Write the line that includes "Output a JSON" and all subsequent lines, exactly as written, and nothing more.

start Dataset records

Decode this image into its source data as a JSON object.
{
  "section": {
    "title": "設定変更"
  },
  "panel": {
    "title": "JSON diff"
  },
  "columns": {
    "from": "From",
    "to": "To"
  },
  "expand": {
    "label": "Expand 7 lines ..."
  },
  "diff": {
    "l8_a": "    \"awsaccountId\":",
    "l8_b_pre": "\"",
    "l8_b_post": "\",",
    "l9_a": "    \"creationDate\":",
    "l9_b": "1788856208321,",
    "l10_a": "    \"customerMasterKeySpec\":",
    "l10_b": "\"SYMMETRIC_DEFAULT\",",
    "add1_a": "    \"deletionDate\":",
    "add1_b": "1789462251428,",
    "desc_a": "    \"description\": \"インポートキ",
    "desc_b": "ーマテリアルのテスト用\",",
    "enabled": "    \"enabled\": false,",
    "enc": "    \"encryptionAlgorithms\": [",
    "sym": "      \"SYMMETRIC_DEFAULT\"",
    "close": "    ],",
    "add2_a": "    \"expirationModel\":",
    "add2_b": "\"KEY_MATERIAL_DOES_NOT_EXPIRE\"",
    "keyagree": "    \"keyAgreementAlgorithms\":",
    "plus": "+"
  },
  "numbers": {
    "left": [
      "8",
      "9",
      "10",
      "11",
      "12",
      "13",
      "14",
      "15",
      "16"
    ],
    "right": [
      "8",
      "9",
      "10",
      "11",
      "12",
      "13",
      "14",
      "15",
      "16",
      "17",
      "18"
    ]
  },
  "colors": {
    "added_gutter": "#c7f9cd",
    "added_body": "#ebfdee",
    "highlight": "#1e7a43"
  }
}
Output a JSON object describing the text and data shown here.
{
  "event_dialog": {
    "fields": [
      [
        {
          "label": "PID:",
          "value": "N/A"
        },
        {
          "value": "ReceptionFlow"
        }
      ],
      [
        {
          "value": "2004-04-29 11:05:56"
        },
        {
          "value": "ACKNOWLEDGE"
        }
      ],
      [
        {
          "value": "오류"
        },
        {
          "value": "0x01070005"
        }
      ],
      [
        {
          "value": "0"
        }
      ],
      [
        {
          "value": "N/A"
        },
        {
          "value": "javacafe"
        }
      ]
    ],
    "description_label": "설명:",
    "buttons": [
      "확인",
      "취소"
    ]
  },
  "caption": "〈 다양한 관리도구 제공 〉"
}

end Dataset records

■ Answer to this exercise:
Output a JSON object describing the text and data shown here.
{
  "event_dialog": {
    "fields": [
      [
        {
          "label": "PID:",
          "value": "N/A"
        },
        {
          "value": "ReceptionFlow"
        }
      ],
      [
        {
          "value": "2004-04-29 11:05:56"
        },
        {
          "value": "ACKNOWLEDGE"
        }
      ],
      [
        {
          "value": "오류"
        },
        {
          "value": "0x01070005"
        }
      ],
      [
        {
          "value": "0"
        }
      ],
      [
        {
          "value": "N/A"
        },
        {
          "value": "javacafe"
        }
      ]
    ],
    "description_label": "설명:",
    "buttons": [
      "확인",
      "취소"
    ]
  },
  "caption": "〈 다양한 관리도구 제공 〉"
}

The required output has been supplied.